--- start Data listing ---

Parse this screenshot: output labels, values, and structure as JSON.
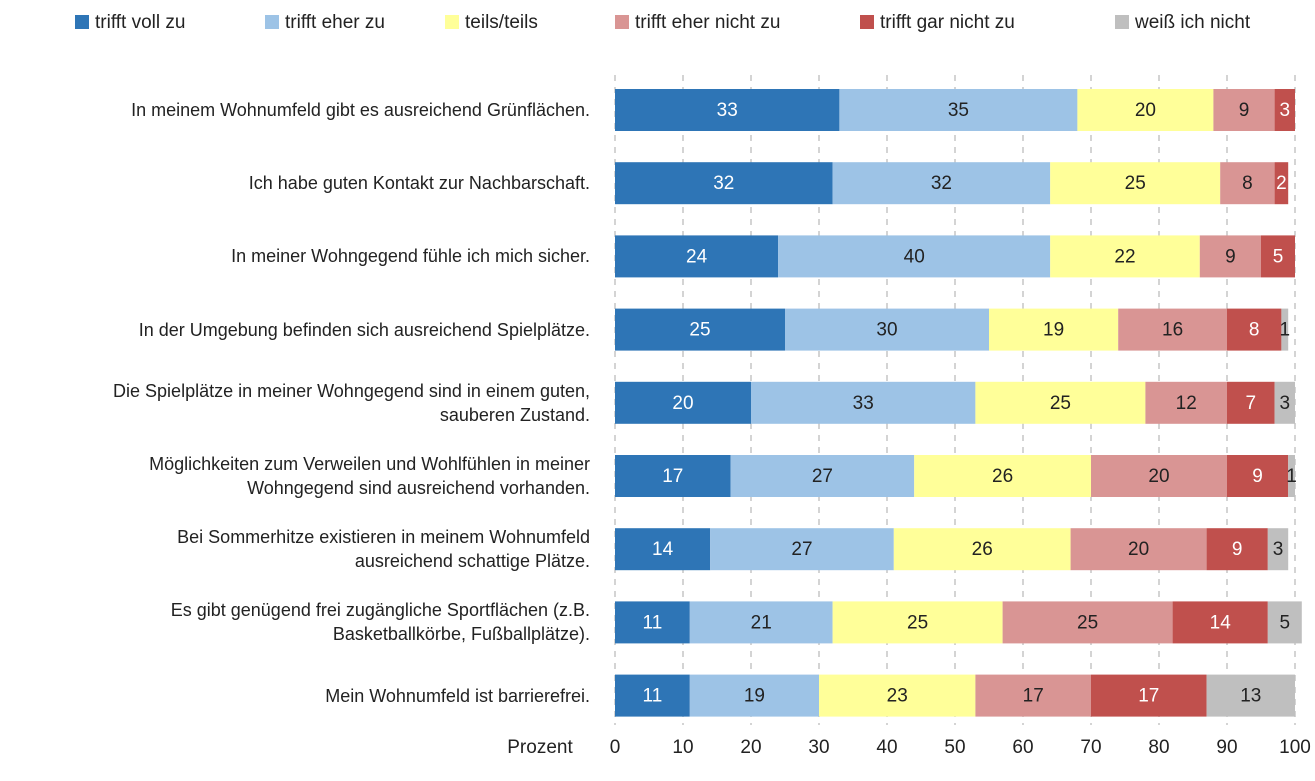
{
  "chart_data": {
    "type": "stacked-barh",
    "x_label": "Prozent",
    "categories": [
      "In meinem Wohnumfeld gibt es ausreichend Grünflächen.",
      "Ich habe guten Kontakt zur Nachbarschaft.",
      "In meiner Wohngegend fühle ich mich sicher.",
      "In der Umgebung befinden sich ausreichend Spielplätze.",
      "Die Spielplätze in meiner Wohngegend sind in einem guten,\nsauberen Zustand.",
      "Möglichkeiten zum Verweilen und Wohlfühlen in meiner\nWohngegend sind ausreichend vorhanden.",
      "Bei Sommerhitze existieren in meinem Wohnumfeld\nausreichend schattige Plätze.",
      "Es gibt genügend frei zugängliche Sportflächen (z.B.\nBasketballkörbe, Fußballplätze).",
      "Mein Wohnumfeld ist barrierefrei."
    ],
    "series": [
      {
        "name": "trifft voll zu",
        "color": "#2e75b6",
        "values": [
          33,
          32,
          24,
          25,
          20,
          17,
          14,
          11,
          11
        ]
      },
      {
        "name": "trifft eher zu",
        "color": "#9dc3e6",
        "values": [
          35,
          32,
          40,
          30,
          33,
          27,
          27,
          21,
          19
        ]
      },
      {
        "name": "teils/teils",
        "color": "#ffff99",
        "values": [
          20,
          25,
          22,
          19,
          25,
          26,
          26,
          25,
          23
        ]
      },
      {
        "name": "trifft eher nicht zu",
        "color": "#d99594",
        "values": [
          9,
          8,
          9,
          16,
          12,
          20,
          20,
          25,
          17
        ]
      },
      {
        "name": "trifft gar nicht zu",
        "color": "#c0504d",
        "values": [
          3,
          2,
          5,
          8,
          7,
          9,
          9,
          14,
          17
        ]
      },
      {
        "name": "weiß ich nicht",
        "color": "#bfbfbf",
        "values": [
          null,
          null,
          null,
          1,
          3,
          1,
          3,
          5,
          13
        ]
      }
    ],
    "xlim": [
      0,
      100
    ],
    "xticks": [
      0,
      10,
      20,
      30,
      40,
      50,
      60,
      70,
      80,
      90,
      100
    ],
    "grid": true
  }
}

--- end Data listing ---

What you will do:
In the entries above, some lines may contain the string "sind"; report how many, without additional comment.

Solution to the problem:
2